─── Data supplied
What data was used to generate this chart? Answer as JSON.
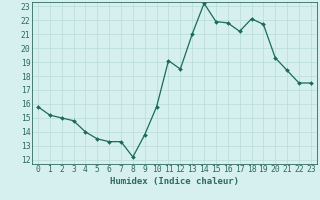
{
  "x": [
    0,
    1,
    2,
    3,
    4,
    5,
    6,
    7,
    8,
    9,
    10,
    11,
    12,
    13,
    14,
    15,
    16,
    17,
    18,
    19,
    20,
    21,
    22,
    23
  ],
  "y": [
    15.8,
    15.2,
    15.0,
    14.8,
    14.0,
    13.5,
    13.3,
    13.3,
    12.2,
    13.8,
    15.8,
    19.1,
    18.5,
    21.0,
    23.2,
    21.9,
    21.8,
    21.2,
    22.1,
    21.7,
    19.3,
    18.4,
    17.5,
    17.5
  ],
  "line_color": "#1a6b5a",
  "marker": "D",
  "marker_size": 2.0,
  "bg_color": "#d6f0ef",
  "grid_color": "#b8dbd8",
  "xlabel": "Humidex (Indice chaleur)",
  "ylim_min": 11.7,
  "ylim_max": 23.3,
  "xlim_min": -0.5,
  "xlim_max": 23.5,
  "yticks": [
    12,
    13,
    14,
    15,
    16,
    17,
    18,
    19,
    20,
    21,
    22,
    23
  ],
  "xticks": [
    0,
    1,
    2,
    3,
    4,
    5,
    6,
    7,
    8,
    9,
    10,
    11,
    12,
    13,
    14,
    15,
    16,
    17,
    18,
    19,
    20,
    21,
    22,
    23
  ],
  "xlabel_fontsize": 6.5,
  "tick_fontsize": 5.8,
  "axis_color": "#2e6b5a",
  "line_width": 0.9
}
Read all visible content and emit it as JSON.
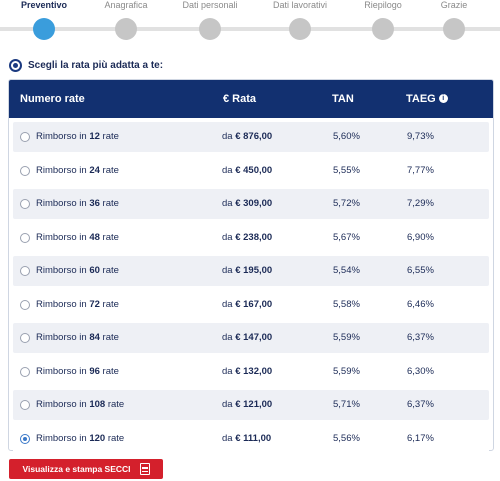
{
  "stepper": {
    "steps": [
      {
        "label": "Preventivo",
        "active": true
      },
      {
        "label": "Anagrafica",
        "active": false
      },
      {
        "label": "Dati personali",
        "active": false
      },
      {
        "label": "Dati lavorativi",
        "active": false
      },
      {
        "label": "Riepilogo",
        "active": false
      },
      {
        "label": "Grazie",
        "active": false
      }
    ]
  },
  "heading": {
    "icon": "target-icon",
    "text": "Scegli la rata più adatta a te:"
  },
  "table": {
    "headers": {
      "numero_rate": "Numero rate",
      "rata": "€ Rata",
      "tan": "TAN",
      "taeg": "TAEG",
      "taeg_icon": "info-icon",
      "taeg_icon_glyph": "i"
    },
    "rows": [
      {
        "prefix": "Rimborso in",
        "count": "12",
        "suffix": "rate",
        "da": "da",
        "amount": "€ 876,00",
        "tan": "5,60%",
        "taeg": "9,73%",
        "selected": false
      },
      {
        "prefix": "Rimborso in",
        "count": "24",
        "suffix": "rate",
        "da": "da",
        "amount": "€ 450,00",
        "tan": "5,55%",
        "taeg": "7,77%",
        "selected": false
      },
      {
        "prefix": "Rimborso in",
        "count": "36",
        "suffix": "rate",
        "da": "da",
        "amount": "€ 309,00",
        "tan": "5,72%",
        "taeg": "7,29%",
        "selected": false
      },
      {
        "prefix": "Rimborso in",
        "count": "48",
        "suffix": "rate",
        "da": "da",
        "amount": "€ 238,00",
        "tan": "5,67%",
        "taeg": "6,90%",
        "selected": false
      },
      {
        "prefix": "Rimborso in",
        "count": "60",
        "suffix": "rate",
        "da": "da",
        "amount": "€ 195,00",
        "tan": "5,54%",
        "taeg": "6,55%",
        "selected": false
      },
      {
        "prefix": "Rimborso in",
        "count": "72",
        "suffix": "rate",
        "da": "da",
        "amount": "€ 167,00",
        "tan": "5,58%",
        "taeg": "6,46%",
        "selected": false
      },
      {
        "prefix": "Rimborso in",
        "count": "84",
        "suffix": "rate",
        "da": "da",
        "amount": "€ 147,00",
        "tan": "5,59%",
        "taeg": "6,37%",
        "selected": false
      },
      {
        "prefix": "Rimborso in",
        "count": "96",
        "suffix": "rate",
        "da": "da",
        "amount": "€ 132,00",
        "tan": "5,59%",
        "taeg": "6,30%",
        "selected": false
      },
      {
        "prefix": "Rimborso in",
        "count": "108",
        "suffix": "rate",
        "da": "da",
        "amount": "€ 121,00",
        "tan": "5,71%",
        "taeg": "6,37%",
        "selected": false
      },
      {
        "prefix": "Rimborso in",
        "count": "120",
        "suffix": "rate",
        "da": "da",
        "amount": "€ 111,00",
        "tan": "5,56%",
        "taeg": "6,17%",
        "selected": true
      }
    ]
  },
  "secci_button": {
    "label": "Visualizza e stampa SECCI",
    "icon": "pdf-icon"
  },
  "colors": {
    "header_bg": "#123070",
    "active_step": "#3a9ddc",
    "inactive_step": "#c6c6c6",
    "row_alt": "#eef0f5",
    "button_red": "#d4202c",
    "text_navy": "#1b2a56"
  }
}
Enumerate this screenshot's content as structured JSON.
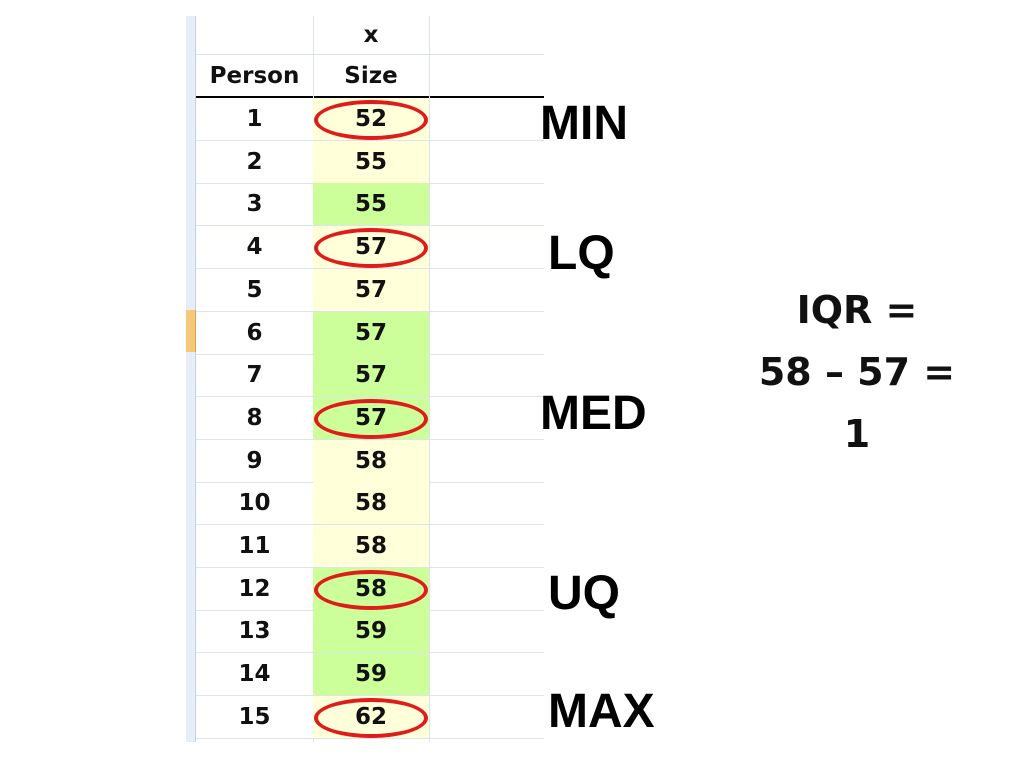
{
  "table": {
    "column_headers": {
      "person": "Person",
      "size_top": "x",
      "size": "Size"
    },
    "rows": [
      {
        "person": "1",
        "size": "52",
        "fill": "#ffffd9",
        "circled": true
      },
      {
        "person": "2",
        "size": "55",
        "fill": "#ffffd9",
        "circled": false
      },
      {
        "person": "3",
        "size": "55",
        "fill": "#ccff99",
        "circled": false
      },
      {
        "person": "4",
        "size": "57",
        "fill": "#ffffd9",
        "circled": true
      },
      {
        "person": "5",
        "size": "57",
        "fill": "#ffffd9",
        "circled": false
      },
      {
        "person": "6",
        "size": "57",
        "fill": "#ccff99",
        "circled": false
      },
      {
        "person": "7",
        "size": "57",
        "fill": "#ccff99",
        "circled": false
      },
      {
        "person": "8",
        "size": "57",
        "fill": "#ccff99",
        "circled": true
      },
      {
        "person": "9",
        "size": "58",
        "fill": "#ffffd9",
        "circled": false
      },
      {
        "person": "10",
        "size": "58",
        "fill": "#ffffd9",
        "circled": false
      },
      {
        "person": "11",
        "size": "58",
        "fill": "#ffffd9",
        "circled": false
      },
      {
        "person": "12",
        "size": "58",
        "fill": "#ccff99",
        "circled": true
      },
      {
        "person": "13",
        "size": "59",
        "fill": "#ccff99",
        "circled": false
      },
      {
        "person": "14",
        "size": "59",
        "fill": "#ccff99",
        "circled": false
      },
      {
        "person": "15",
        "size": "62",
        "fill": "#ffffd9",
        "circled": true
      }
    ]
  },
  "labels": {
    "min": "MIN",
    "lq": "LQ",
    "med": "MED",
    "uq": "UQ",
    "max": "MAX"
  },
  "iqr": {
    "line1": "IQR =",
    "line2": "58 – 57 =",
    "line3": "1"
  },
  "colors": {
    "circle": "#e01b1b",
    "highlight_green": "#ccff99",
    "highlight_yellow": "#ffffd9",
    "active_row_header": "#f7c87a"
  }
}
──────
─── Data supplied
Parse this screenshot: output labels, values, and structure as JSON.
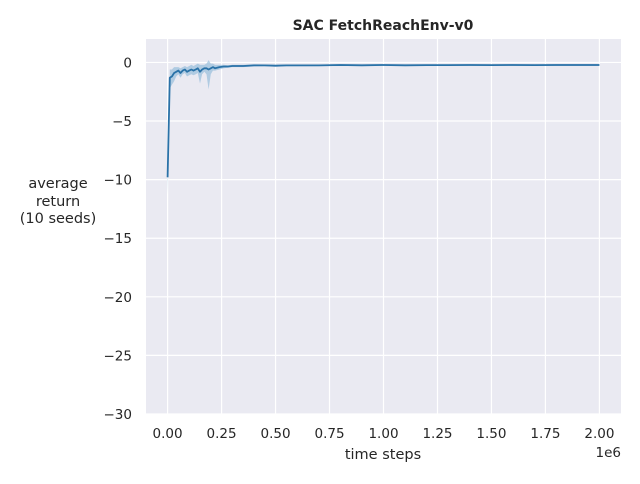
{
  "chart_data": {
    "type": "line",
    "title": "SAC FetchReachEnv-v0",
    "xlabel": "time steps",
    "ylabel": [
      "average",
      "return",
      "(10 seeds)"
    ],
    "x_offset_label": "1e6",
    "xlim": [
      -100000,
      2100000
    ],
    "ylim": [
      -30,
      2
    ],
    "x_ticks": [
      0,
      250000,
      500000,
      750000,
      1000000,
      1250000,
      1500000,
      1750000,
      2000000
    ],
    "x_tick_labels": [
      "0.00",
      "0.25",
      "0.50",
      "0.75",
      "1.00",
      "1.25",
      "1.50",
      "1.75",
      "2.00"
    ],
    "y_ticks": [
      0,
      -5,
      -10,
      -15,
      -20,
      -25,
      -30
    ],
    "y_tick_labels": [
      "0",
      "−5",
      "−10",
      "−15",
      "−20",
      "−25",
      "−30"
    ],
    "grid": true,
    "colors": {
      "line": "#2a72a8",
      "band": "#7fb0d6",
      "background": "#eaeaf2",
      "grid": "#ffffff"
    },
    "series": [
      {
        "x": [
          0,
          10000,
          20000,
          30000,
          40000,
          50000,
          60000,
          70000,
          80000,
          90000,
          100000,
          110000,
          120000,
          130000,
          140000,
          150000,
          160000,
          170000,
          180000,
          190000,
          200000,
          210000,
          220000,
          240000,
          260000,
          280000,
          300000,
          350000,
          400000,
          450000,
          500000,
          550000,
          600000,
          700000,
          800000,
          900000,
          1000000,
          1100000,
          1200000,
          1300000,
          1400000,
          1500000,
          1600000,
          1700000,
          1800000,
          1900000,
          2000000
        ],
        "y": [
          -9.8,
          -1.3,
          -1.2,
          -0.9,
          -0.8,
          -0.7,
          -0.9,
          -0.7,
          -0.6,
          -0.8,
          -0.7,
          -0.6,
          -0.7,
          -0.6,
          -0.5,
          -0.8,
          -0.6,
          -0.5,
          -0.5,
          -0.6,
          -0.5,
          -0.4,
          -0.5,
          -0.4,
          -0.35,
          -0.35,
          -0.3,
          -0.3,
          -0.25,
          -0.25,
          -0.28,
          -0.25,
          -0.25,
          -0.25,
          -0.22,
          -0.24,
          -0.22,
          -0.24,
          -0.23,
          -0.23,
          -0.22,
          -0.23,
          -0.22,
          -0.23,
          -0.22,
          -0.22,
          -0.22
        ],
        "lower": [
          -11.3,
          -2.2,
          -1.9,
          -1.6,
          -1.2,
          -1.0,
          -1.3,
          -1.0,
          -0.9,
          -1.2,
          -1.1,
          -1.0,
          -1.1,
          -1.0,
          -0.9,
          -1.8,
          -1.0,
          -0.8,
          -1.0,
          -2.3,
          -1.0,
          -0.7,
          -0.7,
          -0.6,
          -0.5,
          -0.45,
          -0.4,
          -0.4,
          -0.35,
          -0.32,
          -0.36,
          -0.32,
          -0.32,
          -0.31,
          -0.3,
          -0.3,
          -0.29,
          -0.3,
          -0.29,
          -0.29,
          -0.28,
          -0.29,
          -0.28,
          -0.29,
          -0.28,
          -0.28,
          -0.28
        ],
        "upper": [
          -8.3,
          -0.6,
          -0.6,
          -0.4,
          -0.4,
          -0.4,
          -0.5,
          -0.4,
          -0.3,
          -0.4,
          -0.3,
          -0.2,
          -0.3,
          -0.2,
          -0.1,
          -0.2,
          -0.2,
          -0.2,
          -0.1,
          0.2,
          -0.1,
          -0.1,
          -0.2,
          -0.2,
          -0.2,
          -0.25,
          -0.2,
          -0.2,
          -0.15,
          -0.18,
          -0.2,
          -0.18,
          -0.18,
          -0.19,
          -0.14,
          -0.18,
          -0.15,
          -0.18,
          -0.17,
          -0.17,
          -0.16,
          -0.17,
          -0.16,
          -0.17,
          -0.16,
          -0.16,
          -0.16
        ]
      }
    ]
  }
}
──────
─── Data supplied
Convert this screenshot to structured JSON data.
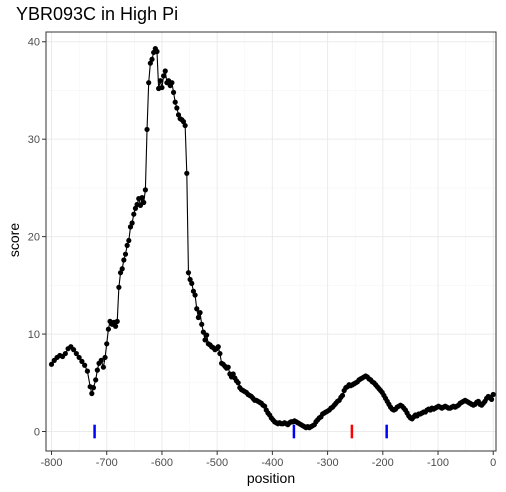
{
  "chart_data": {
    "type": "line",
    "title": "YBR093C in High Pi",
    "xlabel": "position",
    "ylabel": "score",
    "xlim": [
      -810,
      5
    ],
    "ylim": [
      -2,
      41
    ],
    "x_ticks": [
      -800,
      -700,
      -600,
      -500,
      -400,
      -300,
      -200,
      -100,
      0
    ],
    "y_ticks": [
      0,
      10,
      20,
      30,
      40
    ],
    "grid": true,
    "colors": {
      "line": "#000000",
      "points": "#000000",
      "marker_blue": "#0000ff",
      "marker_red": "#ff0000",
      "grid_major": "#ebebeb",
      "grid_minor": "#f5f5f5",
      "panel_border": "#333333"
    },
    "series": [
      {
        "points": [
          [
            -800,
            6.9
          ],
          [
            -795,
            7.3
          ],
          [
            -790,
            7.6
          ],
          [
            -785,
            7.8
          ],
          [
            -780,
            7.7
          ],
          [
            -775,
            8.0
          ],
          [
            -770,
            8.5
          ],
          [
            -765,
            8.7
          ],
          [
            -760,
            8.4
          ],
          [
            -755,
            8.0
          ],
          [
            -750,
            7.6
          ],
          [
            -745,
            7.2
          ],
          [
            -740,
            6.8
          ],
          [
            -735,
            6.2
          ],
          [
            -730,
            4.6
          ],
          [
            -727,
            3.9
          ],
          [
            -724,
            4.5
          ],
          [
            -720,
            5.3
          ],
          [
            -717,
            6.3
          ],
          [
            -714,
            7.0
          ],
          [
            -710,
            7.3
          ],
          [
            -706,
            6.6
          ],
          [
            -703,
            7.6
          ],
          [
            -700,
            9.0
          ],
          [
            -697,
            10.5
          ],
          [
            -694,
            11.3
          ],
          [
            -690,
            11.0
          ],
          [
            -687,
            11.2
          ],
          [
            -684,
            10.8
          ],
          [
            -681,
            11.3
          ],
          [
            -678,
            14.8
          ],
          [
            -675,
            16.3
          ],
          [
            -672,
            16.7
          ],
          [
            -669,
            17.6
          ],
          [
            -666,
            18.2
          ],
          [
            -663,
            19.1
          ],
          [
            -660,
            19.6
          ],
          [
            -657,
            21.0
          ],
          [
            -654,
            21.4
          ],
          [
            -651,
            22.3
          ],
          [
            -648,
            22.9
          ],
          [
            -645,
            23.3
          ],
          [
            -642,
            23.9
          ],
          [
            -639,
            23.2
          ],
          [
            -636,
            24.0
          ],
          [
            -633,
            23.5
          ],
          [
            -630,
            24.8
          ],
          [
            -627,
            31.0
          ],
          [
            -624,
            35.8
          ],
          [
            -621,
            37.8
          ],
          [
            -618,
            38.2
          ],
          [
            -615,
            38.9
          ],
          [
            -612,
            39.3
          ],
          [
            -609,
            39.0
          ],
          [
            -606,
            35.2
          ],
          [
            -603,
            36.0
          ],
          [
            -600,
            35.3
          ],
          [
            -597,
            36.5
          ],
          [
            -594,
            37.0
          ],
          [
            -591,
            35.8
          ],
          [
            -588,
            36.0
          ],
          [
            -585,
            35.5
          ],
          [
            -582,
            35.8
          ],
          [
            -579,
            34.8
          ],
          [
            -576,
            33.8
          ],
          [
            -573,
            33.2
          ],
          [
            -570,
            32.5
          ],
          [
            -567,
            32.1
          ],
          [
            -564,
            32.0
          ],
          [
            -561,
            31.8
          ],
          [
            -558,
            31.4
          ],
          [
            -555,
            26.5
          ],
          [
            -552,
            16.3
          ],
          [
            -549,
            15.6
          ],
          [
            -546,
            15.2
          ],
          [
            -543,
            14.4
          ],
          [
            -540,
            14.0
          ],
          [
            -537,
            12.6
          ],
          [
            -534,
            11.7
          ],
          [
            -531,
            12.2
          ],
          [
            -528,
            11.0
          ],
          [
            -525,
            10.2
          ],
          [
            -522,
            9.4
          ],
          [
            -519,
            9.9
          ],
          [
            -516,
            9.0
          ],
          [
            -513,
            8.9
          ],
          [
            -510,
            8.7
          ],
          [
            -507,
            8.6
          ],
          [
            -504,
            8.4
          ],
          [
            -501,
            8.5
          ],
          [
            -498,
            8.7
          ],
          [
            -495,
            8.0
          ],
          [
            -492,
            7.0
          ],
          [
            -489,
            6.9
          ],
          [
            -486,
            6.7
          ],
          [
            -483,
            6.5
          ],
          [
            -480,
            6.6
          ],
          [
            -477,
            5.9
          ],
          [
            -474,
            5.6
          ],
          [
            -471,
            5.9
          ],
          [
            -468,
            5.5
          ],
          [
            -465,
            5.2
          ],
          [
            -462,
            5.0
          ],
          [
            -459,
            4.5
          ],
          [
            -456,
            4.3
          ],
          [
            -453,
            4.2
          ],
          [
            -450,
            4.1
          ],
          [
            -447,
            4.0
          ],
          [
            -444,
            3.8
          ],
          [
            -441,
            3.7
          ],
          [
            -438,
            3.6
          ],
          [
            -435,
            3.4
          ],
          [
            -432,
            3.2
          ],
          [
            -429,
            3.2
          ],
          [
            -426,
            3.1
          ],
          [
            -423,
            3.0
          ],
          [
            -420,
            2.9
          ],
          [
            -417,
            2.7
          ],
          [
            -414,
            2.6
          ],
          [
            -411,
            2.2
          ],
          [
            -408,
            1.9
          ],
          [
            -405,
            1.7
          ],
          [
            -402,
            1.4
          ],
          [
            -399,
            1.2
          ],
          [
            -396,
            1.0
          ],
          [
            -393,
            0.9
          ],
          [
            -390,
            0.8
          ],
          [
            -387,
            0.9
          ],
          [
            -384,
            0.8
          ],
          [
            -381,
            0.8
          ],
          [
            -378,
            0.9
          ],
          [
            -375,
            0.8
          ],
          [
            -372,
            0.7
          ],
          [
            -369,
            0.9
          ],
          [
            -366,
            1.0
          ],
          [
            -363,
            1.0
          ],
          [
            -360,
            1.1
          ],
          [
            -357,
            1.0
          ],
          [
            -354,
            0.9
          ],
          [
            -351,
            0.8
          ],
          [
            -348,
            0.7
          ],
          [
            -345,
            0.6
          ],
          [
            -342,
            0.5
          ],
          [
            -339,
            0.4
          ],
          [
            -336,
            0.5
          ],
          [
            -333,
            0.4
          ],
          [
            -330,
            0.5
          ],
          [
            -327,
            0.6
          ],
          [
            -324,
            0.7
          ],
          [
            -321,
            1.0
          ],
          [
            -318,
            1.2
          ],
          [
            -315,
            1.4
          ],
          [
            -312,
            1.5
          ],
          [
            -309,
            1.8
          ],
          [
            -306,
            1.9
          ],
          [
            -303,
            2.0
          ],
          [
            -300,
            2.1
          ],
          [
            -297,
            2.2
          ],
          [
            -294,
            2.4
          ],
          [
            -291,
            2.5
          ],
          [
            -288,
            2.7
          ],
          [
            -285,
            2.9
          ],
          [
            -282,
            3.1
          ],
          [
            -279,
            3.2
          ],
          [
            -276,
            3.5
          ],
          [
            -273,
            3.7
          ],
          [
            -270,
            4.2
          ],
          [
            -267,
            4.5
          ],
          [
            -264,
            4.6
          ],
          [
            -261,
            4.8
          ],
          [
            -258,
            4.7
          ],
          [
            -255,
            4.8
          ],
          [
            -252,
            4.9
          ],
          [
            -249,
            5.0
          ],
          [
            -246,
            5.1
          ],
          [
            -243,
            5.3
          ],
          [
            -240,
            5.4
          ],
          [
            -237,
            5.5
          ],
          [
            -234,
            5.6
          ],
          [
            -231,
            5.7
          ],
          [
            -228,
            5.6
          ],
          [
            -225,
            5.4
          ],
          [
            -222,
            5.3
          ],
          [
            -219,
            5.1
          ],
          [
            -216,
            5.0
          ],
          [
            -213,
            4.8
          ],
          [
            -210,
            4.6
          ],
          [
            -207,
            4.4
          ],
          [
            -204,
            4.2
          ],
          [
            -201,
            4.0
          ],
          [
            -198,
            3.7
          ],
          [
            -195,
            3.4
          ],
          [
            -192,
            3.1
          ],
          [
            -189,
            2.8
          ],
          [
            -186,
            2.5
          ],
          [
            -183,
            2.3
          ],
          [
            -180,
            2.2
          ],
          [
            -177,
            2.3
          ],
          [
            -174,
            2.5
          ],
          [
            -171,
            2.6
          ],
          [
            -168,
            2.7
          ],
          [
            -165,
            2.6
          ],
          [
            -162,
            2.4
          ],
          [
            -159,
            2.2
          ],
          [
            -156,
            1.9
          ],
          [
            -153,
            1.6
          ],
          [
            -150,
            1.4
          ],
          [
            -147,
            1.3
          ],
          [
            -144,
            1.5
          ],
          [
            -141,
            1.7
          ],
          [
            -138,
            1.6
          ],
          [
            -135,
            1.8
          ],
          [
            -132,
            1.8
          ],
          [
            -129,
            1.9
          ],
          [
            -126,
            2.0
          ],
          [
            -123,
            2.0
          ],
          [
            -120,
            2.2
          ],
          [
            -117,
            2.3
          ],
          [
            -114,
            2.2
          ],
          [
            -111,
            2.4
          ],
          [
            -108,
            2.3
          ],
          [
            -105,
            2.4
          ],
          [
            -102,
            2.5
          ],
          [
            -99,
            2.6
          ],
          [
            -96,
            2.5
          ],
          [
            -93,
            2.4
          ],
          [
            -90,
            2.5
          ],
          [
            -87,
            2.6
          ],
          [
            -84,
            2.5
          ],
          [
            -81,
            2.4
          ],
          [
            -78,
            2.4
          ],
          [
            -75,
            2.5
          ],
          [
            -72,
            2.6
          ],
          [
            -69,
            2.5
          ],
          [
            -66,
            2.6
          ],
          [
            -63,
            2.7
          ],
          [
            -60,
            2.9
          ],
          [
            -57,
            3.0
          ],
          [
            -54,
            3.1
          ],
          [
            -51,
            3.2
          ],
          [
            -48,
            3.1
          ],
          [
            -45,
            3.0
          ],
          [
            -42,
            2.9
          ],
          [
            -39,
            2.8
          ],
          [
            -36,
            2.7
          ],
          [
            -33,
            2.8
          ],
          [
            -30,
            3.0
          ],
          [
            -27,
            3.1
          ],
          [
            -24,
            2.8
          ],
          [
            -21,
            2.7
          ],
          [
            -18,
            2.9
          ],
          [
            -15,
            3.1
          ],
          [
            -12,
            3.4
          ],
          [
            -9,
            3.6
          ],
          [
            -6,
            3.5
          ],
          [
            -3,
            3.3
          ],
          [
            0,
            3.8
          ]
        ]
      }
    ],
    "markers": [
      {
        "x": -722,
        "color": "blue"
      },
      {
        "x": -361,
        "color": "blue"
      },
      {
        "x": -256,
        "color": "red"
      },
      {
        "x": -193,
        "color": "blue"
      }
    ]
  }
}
──────
Written task: Find each line holding "screenshot". Copy it out.

Solution for this exercise:
Enumerate this screenshot's content as structured JSON.
Parse this screenshot: output labels, values, and structure as JSON.
Convert this screenshot to structured JSON data.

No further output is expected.